Job: Your task is to copy the material exactly.

+-------+

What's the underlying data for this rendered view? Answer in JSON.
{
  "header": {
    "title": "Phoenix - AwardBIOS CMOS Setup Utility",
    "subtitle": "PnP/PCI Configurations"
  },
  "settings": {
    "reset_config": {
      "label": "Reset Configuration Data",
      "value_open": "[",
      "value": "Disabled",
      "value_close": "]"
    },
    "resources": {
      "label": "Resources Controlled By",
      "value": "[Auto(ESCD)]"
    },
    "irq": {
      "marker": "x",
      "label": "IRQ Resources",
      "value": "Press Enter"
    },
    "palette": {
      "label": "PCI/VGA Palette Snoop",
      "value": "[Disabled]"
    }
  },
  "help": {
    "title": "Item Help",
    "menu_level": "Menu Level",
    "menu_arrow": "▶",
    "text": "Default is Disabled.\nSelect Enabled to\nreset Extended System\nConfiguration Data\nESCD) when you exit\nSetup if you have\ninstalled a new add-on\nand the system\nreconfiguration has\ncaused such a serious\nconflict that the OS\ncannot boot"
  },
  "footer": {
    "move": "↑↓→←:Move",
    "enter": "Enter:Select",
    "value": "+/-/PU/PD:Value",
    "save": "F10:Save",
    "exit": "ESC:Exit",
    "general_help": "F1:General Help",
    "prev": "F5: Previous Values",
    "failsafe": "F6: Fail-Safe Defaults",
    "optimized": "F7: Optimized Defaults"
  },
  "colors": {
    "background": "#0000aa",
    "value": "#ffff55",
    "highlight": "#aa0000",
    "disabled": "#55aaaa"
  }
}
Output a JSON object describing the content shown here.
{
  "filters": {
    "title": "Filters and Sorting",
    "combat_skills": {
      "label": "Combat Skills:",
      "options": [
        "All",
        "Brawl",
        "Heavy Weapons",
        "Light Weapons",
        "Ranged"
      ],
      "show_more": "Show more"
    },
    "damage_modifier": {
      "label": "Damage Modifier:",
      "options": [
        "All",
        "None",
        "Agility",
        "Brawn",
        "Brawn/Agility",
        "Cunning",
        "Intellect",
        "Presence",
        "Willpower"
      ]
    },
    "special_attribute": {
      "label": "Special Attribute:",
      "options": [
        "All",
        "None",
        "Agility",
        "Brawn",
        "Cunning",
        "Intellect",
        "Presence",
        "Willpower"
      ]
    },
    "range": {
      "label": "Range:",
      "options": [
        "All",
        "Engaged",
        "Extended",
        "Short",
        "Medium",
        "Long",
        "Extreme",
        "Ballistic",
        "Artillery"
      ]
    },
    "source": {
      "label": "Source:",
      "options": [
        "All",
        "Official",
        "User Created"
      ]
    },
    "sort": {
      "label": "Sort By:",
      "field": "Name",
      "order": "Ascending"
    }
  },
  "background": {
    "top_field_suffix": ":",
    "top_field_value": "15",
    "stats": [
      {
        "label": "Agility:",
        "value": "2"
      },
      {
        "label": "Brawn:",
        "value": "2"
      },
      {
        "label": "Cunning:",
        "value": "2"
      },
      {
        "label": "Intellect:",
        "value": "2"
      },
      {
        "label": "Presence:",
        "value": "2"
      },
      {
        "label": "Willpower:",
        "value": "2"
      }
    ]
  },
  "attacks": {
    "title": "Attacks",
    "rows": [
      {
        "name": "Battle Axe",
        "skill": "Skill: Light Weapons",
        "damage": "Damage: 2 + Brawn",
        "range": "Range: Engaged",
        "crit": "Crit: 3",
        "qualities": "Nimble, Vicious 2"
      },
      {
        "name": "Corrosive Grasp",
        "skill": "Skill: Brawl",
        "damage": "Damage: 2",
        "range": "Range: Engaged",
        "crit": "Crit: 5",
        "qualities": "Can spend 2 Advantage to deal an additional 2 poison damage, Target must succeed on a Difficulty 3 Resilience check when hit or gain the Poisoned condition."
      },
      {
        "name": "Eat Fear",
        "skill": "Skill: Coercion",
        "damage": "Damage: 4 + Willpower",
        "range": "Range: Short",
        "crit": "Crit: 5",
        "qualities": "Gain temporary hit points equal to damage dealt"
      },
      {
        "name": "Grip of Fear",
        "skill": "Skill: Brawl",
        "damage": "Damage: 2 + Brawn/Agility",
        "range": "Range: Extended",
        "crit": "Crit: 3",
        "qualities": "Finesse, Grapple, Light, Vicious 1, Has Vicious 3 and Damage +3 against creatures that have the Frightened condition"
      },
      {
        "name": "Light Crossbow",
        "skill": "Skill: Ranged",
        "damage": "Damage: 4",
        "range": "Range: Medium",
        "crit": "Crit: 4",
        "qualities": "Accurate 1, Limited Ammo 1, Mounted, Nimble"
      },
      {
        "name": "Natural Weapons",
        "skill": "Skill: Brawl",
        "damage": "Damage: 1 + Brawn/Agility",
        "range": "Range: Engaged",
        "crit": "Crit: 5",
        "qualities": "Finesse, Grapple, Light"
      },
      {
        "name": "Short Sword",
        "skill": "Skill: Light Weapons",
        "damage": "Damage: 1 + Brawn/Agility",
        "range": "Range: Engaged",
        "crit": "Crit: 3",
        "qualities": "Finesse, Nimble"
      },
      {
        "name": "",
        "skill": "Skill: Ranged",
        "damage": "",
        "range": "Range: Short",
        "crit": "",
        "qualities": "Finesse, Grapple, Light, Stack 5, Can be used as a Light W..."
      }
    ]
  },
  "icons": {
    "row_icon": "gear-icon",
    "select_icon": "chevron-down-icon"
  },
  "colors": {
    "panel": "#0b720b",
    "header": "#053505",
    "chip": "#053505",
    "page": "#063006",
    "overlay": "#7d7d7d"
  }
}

+-------+

Task answer:
What's the underlying data for this rendered view? Answer in JSON.
{
  "header": {
    "title": "Phoenix - AwardBIOS CMOS Setup Utility",
    "subtitle": "PnP/PCI Configurations"
  },
  "settings": {
    "reset_config": {
      "label": "Reset Configuration Data",
      "value_open": "[",
      "value": "Disabled",
      "value_close": "]"
    },
    "resources": {
      "label": "Resources Controlled By",
      "value": "[Auto(ESCD)]"
    },
    "irq": {
      "marker": "x",
      "label": "IRQ Resources",
      "value": "Press Enter"
    },
    "palette": {
      "label": "PCI/VGA Palette Snoop",
      "value": "[Disabled]"
    }
  },
  "help": {
    "title": "Item Help",
    "menu_level": "Menu Level",
    "menu_arrow": "▶",
    "text": "Default is Disabled.\nSelect Enabled to\nreset Extended System\nConfiguration Data\nESCD) when you exit\nSetup if you have\ninstalled a new add-on\nand the system\nreconfiguration has\ncaused such a serious\nconflict that the OS\ncannot boot"
  },
  "footer": {
    "move": "↑↓→←:Move",
    "enter": "Enter:Select",
    "value": "+/-/PU/PD:Value",
    "save": "F10:Save",
    "exit": "ESC:Exit",
    "general_help": "F1:General Help",
    "prev": "F5: Previous Values",
    "failsafe": "F6: Fail-Safe Defaults",
    "optimized": "F7: Optimized Defaults"
  },
  "colors": {
    "background": "#0000aa",
    "value": "#ffff55",
    "highlight": "#aa0000",
    "disabled": "#55aaaa"
  }
}
Output a JSON object describing the content shown here.
{
  "filters": {
    "title": "Filters and Sorting",
    "combat_skills": {
      "label": "Combat Skills:",
      "options": [
        "All",
        "Brawl",
        "Heavy Weapons",
        "Light Weapons",
        "Ranged"
      ],
      "show_more": "Show more"
    },
    "damage_modifier": {
      "label": "Damage Modifier:",
      "options": [
        "All",
        "None",
        "Agility",
        "Brawn",
        "Brawn/Agility",
        "Cunning",
        "Intellect",
        "Presence",
        "Willpower"
      ]
    },
    "special_attribute": {
      "label": "Special Attribute:",
      "options": [
        "All",
        "None",
        "Agility",
        "Brawn",
        "Cunning",
        "Intellect",
        "Presence",
        "Willpower"
      ]
    },
    "range": {
      "label": "Range:",
      "options": [
        "All",
        "Engaged",
        "Extended",
        "Short",
        "Medium",
        "Long",
        "Extreme",
        "Ballistic",
        "Artillery"
      ]
    },
    "source": {
      "label": "Source:",
      "options": [
        "All",
        "Official",
        "User Created"
      ]
    },
    "sort": {
      "label": "Sort By:",
      "field": "Name",
      "order": "Ascending"
    }
  },
  "background": {
    "top_field_suffix": ":",
    "top_field_value": "15",
    "stats": [
      {
        "label": "Agility:",
        "value": "2"
      },
      {
        "label": "Brawn:",
        "value": "2"
      },
      {
        "label": "Cunning:",
        "value": "2"
      },
      {
        "label": "Intellect:",
        "value": "2"
      },
      {
        "label": "Presence:",
        "value": "2"
      },
      {
        "label": "Willpower:",
        "value": "2"
      }
    ]
  },
  "attacks": {
    "title": "Attacks",
    "rows": [
      {
        "name": "Battle Axe",
        "skill": "Skill: Light Weapons",
        "damage": "Damage: 2 + Brawn",
        "range": "Range: Engaged",
        "crit": "Crit: 3",
        "qualities": "Nimble, Vicious 2"
      },
      {
        "name": "Corrosive Grasp",
        "skill": "Skill: Brawl",
        "damage": "Damage: 2",
        "range": "Range: Engaged",
        "crit": "Crit: 5",
        "qualities": "Can spend 2 Advantage to deal an additional 2 poison damage, Target must succeed on a Difficulty 3 Resilience check when hit or gain the Poisoned condition."
      },
      {
        "name": "Eat Fear",
        "skill": "Skill: Coercion",
        "damage": "Damage: 4 + Willpower",
        "range": "Range: Short",
        "crit": "Crit: 5",
        "qualities": "Gain temporary hit points equal to damage dealt"
      },
      {
        "name": "Grip of Fear",
        "skill": "Skill: Brawl",
        "damage": "Damage: 2 + Brawn/Agility",
        "range": "Range: Extended",
        "crit": "Crit: 3",
        "qualities": "Finesse, Grapple, Light, Vicious 1, Has Vicious 3 and Damage +3 against creatures that have the Frightened condition"
      },
      {
        "name": "Light Crossbow",
        "skill": "Skill: Ranged",
        "damage": "Damage: 4",
        "range": "Range: Medium",
        "crit": "Crit: 4",
        "qualities": "Accurate 1, Limited Ammo 1, Mounted, Nimble"
      },
      {
        "name": "Natural Weapons",
        "skill": "Skill: Brawl",
        "damage": "Damage: 1 + Brawn/Agility",
        "range": "Range: Engaged",
        "crit": "Crit: 5",
        "qualities": "Finesse, Grapple, Light"
      },
      {
        "name": "Short Sword",
        "skill": "Skill: Light Weapons",
        "damage": "Damage: 1 + Brawn/Agility",
        "range": "Range: Engaged",
        "crit": "Crit: 3",
        "qualities": "Finesse, Nimble"
      },
      {
        "name": "",
        "skill": "Skill: Ranged",
        "damage": "",
        "range": "Range: Short",
        "crit": "",
        "qualities": "Finesse, Grapple, Light, Stack 5, Can be used as a Light W..."
      }
    ]
  },
  "icons": {
    "row_icon": "gear-icon",
    "select_icon": "chevron-down-icon"
  },
  "colors": {
    "panel": "#0b720b",
    "header": "#053505",
    "chip": "#053505",
    "page": "#063006",
    "overlay": "#7d7d7d"
  }
}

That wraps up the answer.